> **Task prompt**:
Go through the lines below. Copy those with "image".

> **Entries supplied**:
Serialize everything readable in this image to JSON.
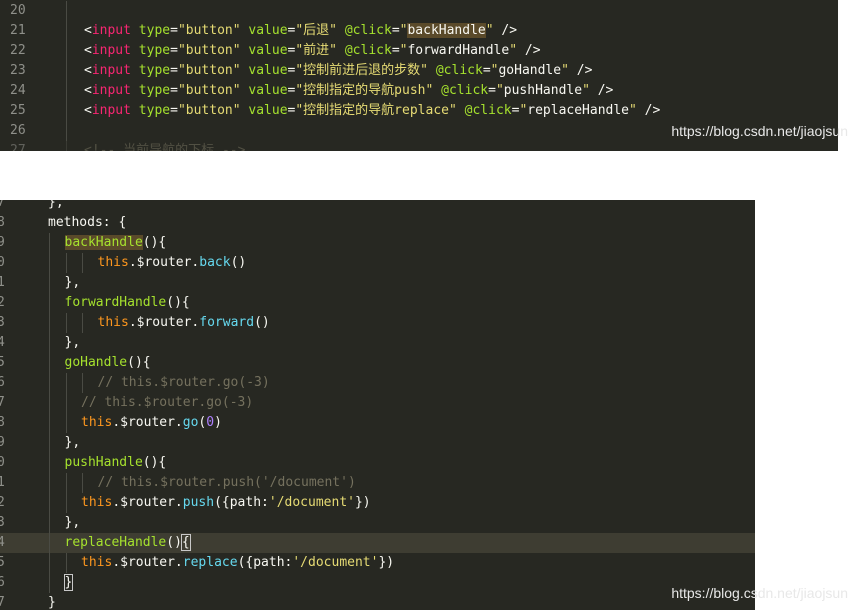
{
  "top_editor": {
    "lines": [
      {
        "num": "20",
        "tokens": []
      },
      {
        "num": "21",
        "tokens": [
          {
            "t": "<",
            "c": "t-punc"
          },
          {
            "t": "input",
            "c": "t-tag"
          },
          {
            "t": " type",
            "c": "t-attr"
          },
          {
            "t": "=",
            "c": "t-punc"
          },
          {
            "t": "\"button\"",
            "c": "t-str"
          },
          {
            "t": " value",
            "c": "t-attr"
          },
          {
            "t": "=",
            "c": "t-punc"
          },
          {
            "t": "\"后退\"",
            "c": "t-str"
          },
          {
            "t": " @click",
            "c": "t-attr"
          },
          {
            "t": "=",
            "c": "t-punc"
          },
          {
            "t": "\"",
            "c": "t-str"
          },
          {
            "t": "backHandle",
            "c": "t-val hl-word"
          },
          {
            "t": "\"",
            "c": "t-str"
          },
          {
            "t": " />",
            "c": "t-punc"
          }
        ]
      },
      {
        "num": "22",
        "tokens": [
          {
            "t": "<",
            "c": "t-punc"
          },
          {
            "t": "input",
            "c": "t-tag"
          },
          {
            "t": " type",
            "c": "t-attr"
          },
          {
            "t": "=",
            "c": "t-punc"
          },
          {
            "t": "\"button\"",
            "c": "t-str"
          },
          {
            "t": " value",
            "c": "t-attr"
          },
          {
            "t": "=",
            "c": "t-punc"
          },
          {
            "t": "\"前进\"",
            "c": "t-str"
          },
          {
            "t": " @click",
            "c": "t-attr"
          },
          {
            "t": "=",
            "c": "t-punc"
          },
          {
            "t": "\"",
            "c": "t-str"
          },
          {
            "t": "forwardHandle",
            "c": "t-val"
          },
          {
            "t": "\"",
            "c": "t-str"
          },
          {
            "t": " />",
            "c": "t-punc"
          }
        ]
      },
      {
        "num": "23",
        "tokens": [
          {
            "t": "<",
            "c": "t-punc"
          },
          {
            "t": "input",
            "c": "t-tag"
          },
          {
            "t": " type",
            "c": "t-attr"
          },
          {
            "t": "=",
            "c": "t-punc"
          },
          {
            "t": "\"button\"",
            "c": "t-str"
          },
          {
            "t": " value",
            "c": "t-attr"
          },
          {
            "t": "=",
            "c": "t-punc"
          },
          {
            "t": "\"控制前进后退的步数\"",
            "c": "t-str"
          },
          {
            "t": " @click",
            "c": "t-attr"
          },
          {
            "t": "=",
            "c": "t-punc"
          },
          {
            "t": "\"",
            "c": "t-str"
          },
          {
            "t": "goHandle",
            "c": "t-val"
          },
          {
            "t": "\"",
            "c": "t-str"
          },
          {
            "t": " />",
            "c": "t-punc"
          }
        ]
      },
      {
        "num": "24",
        "tokens": [
          {
            "t": "<",
            "c": "t-punc"
          },
          {
            "t": "input",
            "c": "t-tag"
          },
          {
            "t": " type",
            "c": "t-attr"
          },
          {
            "t": "=",
            "c": "t-punc"
          },
          {
            "t": "\"button\"",
            "c": "t-str"
          },
          {
            "t": " value",
            "c": "t-attr"
          },
          {
            "t": "=",
            "c": "t-punc"
          },
          {
            "t": "\"控制指定的导航push\"",
            "c": "t-str"
          },
          {
            "t": " @click",
            "c": "t-attr"
          },
          {
            "t": "=",
            "c": "t-punc"
          },
          {
            "t": "\"",
            "c": "t-str"
          },
          {
            "t": "pushHandle",
            "c": "t-val"
          },
          {
            "t": "\"",
            "c": "t-str"
          },
          {
            "t": " />",
            "c": "t-punc"
          }
        ]
      },
      {
        "num": "25",
        "tokens": [
          {
            "t": "<",
            "c": "t-punc"
          },
          {
            "t": "input",
            "c": "t-tag"
          },
          {
            "t": " type",
            "c": "t-attr"
          },
          {
            "t": "=",
            "c": "t-punc"
          },
          {
            "t": "\"button\"",
            "c": "t-str"
          },
          {
            "t": " value",
            "c": "t-attr"
          },
          {
            "t": "=",
            "c": "t-punc"
          },
          {
            "t": "\"控制指定的导航replace\"",
            "c": "t-str"
          },
          {
            "t": " @click",
            "c": "t-attr"
          },
          {
            "t": "=",
            "c": "t-punc"
          },
          {
            "t": "\"",
            "c": "t-str"
          },
          {
            "t": "replaceHandle",
            "c": "t-val"
          },
          {
            "t": "\"",
            "c": "t-str"
          },
          {
            "t": " />",
            "c": "t-punc"
          }
        ]
      },
      {
        "num": "26",
        "tokens": []
      },
      {
        "num": "27",
        "faded": true,
        "tokens": [
          {
            "t": "<!-- 当前导航的下标 -->",
            "c": "t-comment"
          }
        ]
      }
    ],
    "watermark": "https://blog.csdn.net/jiaojsun"
  },
  "bottom_editor": {
    "lines": [
      {
        "num": "7",
        "indent": 0,
        "tokens": [
          {
            "t": "},",
            "c": "t-punc"
          }
        ]
      },
      {
        "num": "8",
        "indent": 0,
        "tokens": [
          {
            "t": "methods: {",
            "c": "t-punc"
          }
        ]
      },
      {
        "num": "9",
        "indent": 1,
        "tokens": [
          {
            "t": "backHandle",
            "c": "t-fn hl-word"
          },
          {
            "t": "(){",
            "c": "t-punc"
          }
        ]
      },
      {
        "num": "0",
        "indent": 3,
        "tokens": [
          {
            "t": "this",
            "c": "t-this"
          },
          {
            "t": ".$router.",
            "c": "t-punc"
          },
          {
            "t": "back",
            "c": "t-prop"
          },
          {
            "t": "()",
            "c": "t-punc"
          }
        ]
      },
      {
        "num": "1",
        "indent": 1,
        "tokens": [
          {
            "t": "},",
            "c": "t-punc"
          }
        ]
      },
      {
        "num": "2",
        "indent": 1,
        "tokens": [
          {
            "t": "forwardHandle",
            "c": "t-fn"
          },
          {
            "t": "(){",
            "c": "t-punc"
          }
        ]
      },
      {
        "num": "3",
        "indent": 3,
        "tokens": [
          {
            "t": "this",
            "c": "t-this"
          },
          {
            "t": ".$router.",
            "c": "t-punc"
          },
          {
            "t": "forward",
            "c": "t-prop"
          },
          {
            "t": "()",
            "c": "t-punc"
          }
        ]
      },
      {
        "num": "4",
        "indent": 1,
        "tokens": [
          {
            "t": "},",
            "c": "t-punc"
          }
        ]
      },
      {
        "num": "5",
        "indent": 1,
        "tokens": [
          {
            "t": "goHandle",
            "c": "t-fn"
          },
          {
            "t": "(){",
            "c": "t-punc"
          }
        ]
      },
      {
        "num": "6",
        "indent": 3,
        "tokens": [
          {
            "t": "// this.$router.go(-3)",
            "c": "t-comment"
          }
        ]
      },
      {
        "num": "7",
        "indent": 2,
        "tokens": [
          {
            "t": "// this.$router.go(-3)",
            "c": "t-comment"
          }
        ]
      },
      {
        "num": "8",
        "indent": 2,
        "tokens": [
          {
            "t": "this",
            "c": "t-this"
          },
          {
            "t": ".$router.",
            "c": "t-punc"
          },
          {
            "t": "go",
            "c": "t-prop"
          },
          {
            "t": "(",
            "c": "t-punc"
          },
          {
            "t": "0",
            "c": "t-num"
          },
          {
            "t": ")",
            "c": "t-punc"
          }
        ]
      },
      {
        "num": "9",
        "indent": 1,
        "tokens": [
          {
            "t": "},",
            "c": "t-punc"
          }
        ]
      },
      {
        "num": "0",
        "indent": 1,
        "tokens": [
          {
            "t": "pushHandle",
            "c": "t-fn"
          },
          {
            "t": "(){",
            "c": "t-punc"
          }
        ]
      },
      {
        "num": "1",
        "indent": 3,
        "tokens": [
          {
            "t": "// this.$router.push('/document')",
            "c": "t-comment"
          }
        ]
      },
      {
        "num": "2",
        "indent": 2,
        "tokens": [
          {
            "t": "this",
            "c": "t-this"
          },
          {
            "t": ".$router.",
            "c": "t-punc"
          },
          {
            "t": "push",
            "c": "t-prop"
          },
          {
            "t": "({path:",
            "c": "t-punc"
          },
          {
            "t": "'/document'",
            "c": "t-str"
          },
          {
            "t": "})",
            "c": "t-punc"
          }
        ]
      },
      {
        "num": "3",
        "indent": 1,
        "tokens": [
          {
            "t": "},",
            "c": "t-punc"
          }
        ]
      },
      {
        "num": "4",
        "indent": 1,
        "current": true,
        "tokens": [
          {
            "t": "replaceHandle",
            "c": "t-fn"
          },
          {
            "t": "()",
            "c": "t-punc"
          },
          {
            "t": "{",
            "c": "t-punc hl-bracket"
          }
        ]
      },
      {
        "num": "5",
        "indent": 2,
        "tokens": [
          {
            "t": "this",
            "c": "t-this"
          },
          {
            "t": ".$router.",
            "c": "t-punc"
          },
          {
            "t": "replace",
            "c": "t-prop"
          },
          {
            "t": "({path:",
            "c": "t-punc"
          },
          {
            "t": "'/document'",
            "c": "t-str"
          },
          {
            "t": "})",
            "c": "t-punc"
          }
        ]
      },
      {
        "num": "6",
        "indent": 1,
        "tokens": [
          {
            "t": "}",
            "c": "t-punc hl-bracket"
          }
        ]
      },
      {
        "num": "7",
        "indent": 0,
        "tokens": [
          {
            "t": "}",
            "c": "t-punc"
          }
        ]
      }
    ],
    "watermark": "https://blog.csdn.net/jiaojsun"
  }
}
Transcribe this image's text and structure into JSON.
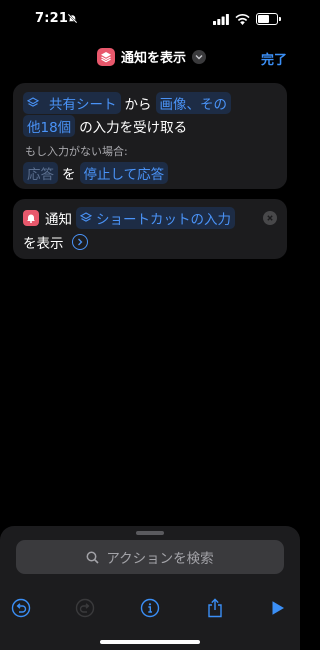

> **Written answer**:
Serialize everything readable in this image to JSON.
Transcribe this image's text and structure into JSON.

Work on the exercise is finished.